• _Requirements_:
Report every line in the listing below where the string "Fibonacci" shows up.

[Dataset records]
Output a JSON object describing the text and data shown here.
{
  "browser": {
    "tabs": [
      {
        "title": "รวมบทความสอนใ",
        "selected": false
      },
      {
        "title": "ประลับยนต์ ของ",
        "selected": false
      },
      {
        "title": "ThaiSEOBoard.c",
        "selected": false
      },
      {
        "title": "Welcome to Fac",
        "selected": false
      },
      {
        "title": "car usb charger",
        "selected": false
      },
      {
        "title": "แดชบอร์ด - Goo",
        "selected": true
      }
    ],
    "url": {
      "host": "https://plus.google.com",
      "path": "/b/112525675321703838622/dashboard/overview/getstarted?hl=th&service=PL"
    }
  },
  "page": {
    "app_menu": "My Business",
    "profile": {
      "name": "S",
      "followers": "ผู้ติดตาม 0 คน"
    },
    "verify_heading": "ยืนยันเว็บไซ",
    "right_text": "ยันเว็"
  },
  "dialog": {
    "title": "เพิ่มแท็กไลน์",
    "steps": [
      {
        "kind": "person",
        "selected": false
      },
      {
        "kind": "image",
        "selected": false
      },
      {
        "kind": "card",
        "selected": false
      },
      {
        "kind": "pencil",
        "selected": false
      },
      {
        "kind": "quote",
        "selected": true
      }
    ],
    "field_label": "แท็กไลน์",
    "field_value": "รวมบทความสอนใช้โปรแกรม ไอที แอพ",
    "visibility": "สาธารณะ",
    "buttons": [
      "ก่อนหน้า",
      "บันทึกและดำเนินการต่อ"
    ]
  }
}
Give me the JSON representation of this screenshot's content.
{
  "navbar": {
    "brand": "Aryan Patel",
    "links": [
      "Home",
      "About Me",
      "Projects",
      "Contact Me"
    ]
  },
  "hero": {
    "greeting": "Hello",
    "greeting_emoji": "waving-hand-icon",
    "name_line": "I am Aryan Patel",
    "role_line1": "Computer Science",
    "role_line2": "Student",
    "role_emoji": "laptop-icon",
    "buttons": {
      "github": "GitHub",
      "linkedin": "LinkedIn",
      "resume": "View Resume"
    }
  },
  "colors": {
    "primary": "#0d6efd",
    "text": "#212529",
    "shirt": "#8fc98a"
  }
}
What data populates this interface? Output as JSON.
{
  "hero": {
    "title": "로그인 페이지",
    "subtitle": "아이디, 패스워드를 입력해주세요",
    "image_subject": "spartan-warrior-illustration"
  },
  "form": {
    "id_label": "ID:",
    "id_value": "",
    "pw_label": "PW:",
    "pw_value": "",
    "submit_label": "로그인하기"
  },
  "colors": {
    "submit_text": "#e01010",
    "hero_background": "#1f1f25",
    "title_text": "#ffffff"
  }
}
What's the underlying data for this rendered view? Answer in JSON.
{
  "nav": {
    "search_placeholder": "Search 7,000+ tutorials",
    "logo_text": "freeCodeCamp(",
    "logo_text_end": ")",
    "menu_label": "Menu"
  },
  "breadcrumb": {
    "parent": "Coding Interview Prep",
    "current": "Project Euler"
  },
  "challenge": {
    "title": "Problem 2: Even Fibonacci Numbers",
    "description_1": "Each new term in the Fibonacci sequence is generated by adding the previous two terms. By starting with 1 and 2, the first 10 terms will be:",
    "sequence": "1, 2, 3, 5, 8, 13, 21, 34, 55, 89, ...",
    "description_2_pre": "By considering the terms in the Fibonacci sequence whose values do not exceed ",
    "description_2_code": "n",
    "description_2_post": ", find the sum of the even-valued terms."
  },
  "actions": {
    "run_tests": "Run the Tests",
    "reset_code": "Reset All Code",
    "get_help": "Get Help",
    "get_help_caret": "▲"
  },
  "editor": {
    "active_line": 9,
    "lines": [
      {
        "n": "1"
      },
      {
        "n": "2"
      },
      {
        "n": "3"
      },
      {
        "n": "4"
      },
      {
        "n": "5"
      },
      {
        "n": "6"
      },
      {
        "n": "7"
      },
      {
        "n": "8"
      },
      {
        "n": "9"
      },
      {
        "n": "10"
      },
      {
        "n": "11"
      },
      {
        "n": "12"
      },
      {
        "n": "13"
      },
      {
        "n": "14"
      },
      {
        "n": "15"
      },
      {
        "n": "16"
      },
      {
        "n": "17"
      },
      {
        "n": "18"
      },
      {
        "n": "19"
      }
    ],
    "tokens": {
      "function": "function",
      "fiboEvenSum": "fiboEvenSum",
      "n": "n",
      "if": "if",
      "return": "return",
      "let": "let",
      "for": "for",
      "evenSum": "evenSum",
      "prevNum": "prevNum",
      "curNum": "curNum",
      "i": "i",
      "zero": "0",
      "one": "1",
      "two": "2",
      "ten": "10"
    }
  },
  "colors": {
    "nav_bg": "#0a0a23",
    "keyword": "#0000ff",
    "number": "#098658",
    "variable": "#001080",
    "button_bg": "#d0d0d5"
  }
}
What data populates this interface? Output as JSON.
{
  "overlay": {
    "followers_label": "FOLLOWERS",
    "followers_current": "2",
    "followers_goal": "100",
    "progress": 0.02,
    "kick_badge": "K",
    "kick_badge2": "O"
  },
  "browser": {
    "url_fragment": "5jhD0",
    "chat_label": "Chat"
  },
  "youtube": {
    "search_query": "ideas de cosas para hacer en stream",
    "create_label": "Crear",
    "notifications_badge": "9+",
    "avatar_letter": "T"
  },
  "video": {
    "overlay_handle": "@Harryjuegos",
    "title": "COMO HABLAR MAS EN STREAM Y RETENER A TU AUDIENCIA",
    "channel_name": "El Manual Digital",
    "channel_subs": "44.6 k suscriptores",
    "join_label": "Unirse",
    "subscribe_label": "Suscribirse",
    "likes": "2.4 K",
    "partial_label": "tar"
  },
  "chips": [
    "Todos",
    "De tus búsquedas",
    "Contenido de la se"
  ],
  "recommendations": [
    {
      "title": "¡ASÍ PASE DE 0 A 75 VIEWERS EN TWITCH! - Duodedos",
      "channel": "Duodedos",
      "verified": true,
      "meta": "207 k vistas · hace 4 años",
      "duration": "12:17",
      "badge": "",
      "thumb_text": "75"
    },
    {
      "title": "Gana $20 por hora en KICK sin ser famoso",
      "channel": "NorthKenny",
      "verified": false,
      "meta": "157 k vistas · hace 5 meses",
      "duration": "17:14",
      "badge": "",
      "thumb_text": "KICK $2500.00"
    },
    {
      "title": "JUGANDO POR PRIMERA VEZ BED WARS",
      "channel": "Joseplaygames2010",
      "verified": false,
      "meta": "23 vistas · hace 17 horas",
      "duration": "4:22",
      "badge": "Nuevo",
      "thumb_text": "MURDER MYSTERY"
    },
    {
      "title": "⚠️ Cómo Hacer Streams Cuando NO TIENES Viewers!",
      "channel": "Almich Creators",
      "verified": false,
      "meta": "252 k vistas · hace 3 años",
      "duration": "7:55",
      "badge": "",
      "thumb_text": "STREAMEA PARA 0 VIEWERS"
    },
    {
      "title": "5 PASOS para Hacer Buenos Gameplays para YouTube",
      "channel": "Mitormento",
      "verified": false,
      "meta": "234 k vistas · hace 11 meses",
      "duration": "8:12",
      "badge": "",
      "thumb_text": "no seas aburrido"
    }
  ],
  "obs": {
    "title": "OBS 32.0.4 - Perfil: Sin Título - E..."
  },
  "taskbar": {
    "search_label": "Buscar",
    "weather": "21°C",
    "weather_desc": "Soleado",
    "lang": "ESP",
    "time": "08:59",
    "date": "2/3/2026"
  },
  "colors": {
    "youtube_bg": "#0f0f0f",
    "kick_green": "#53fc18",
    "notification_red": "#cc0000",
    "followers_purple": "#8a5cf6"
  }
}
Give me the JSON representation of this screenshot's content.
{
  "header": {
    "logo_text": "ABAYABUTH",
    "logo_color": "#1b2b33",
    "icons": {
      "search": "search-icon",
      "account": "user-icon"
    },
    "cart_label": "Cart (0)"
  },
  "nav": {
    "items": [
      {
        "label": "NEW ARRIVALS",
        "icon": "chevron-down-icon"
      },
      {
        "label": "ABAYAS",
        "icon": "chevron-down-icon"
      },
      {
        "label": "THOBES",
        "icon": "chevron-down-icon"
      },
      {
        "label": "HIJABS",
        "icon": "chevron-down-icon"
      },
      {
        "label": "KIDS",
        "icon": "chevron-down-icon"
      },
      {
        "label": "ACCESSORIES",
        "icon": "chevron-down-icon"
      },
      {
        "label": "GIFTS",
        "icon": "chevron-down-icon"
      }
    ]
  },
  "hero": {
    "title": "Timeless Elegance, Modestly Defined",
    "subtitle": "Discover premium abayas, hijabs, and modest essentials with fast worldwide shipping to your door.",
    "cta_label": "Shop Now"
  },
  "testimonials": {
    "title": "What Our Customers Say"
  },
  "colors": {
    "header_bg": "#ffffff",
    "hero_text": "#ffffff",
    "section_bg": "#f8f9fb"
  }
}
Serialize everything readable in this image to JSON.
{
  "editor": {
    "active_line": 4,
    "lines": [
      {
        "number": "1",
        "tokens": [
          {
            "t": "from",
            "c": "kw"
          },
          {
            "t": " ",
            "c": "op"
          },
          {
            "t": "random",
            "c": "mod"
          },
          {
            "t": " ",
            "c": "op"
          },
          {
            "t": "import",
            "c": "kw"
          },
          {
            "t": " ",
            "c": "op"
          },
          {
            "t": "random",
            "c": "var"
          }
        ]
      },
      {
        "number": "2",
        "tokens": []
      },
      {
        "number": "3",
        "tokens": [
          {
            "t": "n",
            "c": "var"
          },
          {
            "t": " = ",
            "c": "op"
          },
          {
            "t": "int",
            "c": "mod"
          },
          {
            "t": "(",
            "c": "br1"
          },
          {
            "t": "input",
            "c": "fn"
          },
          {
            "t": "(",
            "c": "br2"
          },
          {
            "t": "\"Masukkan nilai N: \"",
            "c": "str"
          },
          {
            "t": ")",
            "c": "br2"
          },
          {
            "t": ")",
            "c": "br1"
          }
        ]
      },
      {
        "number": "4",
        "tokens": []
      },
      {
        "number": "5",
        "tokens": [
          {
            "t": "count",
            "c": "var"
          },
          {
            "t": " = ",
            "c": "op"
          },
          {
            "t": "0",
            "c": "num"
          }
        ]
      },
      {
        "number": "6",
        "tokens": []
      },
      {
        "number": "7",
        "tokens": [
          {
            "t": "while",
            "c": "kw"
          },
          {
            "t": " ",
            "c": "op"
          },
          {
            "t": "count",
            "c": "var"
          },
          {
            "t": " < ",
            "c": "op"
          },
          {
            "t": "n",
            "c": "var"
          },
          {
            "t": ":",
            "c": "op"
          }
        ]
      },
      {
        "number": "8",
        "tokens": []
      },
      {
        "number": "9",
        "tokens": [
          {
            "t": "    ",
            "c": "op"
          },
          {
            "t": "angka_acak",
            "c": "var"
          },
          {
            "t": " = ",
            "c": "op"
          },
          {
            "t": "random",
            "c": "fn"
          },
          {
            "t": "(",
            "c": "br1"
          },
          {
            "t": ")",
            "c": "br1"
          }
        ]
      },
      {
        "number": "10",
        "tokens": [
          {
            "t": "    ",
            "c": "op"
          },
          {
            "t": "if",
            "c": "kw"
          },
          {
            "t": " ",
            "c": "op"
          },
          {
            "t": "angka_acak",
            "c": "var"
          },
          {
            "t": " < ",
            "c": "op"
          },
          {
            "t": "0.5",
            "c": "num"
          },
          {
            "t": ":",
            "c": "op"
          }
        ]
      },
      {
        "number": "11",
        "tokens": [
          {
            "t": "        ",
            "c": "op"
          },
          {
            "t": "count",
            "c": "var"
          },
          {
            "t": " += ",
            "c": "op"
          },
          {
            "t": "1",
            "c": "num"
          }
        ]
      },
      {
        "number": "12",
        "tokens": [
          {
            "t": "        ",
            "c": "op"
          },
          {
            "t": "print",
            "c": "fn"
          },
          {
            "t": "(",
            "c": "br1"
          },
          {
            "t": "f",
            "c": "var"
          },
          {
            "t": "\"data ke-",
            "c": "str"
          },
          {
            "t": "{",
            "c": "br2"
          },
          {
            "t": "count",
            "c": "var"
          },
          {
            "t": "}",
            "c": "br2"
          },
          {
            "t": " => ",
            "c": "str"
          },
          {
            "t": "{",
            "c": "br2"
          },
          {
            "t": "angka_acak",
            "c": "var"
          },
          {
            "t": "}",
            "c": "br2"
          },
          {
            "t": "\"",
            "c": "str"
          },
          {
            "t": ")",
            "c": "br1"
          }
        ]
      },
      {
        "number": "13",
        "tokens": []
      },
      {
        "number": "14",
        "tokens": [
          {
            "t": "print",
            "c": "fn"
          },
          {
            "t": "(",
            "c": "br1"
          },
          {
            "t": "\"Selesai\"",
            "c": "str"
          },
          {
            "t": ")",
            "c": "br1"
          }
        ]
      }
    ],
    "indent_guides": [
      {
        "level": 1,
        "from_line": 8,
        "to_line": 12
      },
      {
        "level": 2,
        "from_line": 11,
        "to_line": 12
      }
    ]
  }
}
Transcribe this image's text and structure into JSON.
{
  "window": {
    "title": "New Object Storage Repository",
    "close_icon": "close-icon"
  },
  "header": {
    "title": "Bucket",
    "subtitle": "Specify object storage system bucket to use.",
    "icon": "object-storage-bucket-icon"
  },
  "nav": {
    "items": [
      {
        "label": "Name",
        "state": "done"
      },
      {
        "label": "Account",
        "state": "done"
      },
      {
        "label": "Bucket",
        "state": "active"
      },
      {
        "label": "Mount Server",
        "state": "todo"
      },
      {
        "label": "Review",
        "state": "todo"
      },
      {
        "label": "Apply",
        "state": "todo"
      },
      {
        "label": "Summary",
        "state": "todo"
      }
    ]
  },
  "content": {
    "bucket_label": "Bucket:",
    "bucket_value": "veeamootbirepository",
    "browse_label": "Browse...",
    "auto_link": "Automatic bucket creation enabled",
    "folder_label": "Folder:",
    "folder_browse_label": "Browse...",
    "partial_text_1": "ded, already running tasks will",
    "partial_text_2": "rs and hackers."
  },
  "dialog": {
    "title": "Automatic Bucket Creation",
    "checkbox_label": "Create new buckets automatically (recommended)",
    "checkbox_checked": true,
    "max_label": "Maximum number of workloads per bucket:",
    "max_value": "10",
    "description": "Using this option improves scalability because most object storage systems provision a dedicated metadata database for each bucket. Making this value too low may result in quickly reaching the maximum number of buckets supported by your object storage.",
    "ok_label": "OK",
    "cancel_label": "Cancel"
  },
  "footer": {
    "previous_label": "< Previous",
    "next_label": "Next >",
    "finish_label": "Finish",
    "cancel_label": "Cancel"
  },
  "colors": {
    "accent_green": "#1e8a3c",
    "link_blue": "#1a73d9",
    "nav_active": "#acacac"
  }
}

• _Answer below_:
    "title": "Problem 2: Even Fibonacci Numbers",
    "description_1": "Each new term in the Fibonacci sequence is generated by adding the previous two terms. By starting with 1 and 2, the first 10 terms will be:",
    "description_2_pre": "By considering the terms in the Fibonacci sequence whose values do not exceed ",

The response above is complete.